> TASK DETAILS
Give the listing again in full, exactly as written.

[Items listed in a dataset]

━━━━━━━━━━━━━━━━━━━━

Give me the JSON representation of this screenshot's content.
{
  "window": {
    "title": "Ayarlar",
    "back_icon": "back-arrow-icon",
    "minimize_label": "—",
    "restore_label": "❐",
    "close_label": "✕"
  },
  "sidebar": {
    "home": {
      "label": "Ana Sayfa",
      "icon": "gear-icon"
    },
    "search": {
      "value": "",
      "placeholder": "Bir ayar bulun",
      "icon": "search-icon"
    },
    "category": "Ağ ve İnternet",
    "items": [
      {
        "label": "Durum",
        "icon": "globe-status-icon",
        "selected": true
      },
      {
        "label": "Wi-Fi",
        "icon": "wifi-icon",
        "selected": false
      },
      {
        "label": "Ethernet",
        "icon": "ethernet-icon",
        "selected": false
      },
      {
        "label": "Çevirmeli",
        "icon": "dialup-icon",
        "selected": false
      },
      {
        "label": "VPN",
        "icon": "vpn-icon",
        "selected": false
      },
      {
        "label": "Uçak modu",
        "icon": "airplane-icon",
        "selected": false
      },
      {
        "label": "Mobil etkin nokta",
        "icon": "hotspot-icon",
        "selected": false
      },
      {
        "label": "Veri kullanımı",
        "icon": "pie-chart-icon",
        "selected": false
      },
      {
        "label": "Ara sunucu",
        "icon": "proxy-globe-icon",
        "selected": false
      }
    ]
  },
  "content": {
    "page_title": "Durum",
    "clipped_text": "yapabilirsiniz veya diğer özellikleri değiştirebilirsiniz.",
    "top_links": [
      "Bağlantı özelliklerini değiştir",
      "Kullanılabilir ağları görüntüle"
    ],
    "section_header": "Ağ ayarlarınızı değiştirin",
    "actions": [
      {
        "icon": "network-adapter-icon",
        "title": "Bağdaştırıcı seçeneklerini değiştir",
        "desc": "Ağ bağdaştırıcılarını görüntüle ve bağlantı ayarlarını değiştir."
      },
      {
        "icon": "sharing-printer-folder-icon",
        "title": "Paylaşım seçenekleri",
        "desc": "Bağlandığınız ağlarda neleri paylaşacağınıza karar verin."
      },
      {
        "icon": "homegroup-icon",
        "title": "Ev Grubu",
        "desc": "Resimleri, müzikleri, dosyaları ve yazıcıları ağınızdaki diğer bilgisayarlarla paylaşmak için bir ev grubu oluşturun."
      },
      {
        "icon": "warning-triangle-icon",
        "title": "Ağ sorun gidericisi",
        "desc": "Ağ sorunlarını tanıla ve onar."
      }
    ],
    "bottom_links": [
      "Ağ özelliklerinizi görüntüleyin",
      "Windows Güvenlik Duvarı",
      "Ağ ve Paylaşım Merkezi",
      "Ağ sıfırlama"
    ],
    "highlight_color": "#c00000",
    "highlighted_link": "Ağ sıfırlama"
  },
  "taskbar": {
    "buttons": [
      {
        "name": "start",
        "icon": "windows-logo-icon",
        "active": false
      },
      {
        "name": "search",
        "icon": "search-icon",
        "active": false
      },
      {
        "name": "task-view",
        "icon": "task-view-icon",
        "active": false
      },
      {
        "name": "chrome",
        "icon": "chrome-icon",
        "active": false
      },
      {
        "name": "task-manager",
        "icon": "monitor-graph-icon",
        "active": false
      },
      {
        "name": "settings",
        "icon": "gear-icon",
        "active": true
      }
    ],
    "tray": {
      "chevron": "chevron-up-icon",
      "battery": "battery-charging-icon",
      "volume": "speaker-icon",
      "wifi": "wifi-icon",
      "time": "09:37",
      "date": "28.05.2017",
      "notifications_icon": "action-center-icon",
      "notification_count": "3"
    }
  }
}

━━━━━━━━━━━━━━━━━━━━

> SOLUTION FOR THIS EXERCISE
Give me the JSON representation of this screenshot's content.
{
  "window": {
    "title": "Ayarlar",
    "back_icon": "back-arrow-icon",
    "minimize_label": "—",
    "restore_label": "❐",
    "close_label": "✕"
  },
  "sidebar": {
    "home": {
      "label": "Ana Sayfa",
      "icon": "gear-icon"
    },
    "search": {
      "value": "",
      "placeholder": "Bir ayar bulun",
      "icon": "search-icon"
    },
    "category": "Ağ ve İnternet",
    "items": [
      {
        "label": "Durum",
        "icon": "globe-status-icon",
        "selected": true
      },
      {
        "label": "Wi-Fi",
        "icon": "wifi-icon",
        "selected": false
      },
      {
        "label": "Ethernet",
        "icon": "ethernet-icon",
        "selected": false
      },
      {
        "label": "Çevirmeli",
        "icon": "dialup-icon",
        "selected": false
      },
      {
        "label": "VPN",
        "icon": "vpn-icon",
        "selected": false
      },
      {
        "label": "Uçak modu",
        "icon": "airplane-icon",
        "selected": false
      },
      {
        "label": "Mobil etkin nokta",
        "icon": "hotspot-icon",
        "selected": false
      },
      {
        "label": "Veri kullanımı",
        "icon": "pie-chart-icon",
        "selected": false
      },
      {
        "label": "Ara sunucu",
        "icon": "proxy-globe-icon",
        "selected": false
      }
    ]
  },
  "content": {
    "page_title": "Durum",
    "clipped_text": "yapabilirsiniz veya diğer özellikleri değiştirebilirsiniz.",
    "top_links": [
      "Bağlantı özelliklerini değiştir",
      "Kullanılabilir ağları görüntüle"
    ],
    "section_header": "Ağ ayarlarınızı değiştirin",
    "actions": [
      {
        "icon": "network-adapter-icon",
        "title": "Bağdaştırıcı seçeneklerini değiştir",
        "desc": "Ağ bağdaştırıcılarını görüntüle ve bağlantı ayarlarını değiştir."
      },
      {
        "icon": "sharing-printer-folder-icon",
        "title": "Paylaşım seçenekleri",
        "desc": "Bağlandığınız ağlarda neleri paylaşacağınıza karar verin."
      },
      {
        "icon": "homegroup-icon",
        "title": "Ev Grubu",
        "desc": "Resimleri, müzikleri, dosyaları ve yazıcıları ağınızdaki diğer bilgisayarlarla paylaşmak için bir ev grubu oluşturun."
      },
      {
        "icon": "warning-triangle-icon",
        "title": "Ağ sorun gidericisi",
        "desc": "Ağ sorunlarını tanıla ve onar."
      }
    ],
    "bottom_links": [
      "Ağ özelliklerinizi görüntüleyin",
      "Windows Güvenlik Duvarı",
      "Ağ ve Paylaşım Merkezi",
      "Ağ sıfırlama"
    ],
    "highlight_color": "#c00000",
    "highlighted_link": "Ağ sıfırlama"
  },
  "taskbar": {
    "buttons": [
      {
        "name": "start",
        "icon": "windows-logo-icon",
        "active": false
      },
      {
        "name": "search",
        "icon": "search-icon",
        "active": false
      },
      {
        "name": "task-view",
        "icon": "task-view-icon",
        "active": false
      },
      {
        "name": "chrome",
        "icon": "chrome-icon",
        "active": false
      },
      {
        "name": "task-manager",
        "icon": "monitor-graph-icon",
        "active": false
      },
      {
        "name": "settings",
        "icon": "gear-icon",
        "active": true
      }
    ],
    "tray": {
      "chevron": "chevron-up-icon",
      "battery": "battery-charging-icon",
      "volume": "speaker-icon",
      "wifi": "wifi-icon",
      "time": "09:37",
      "date": "28.05.2017",
      "notifications_icon": "action-center-icon",
      "notification_count": "3"
    }
  }
}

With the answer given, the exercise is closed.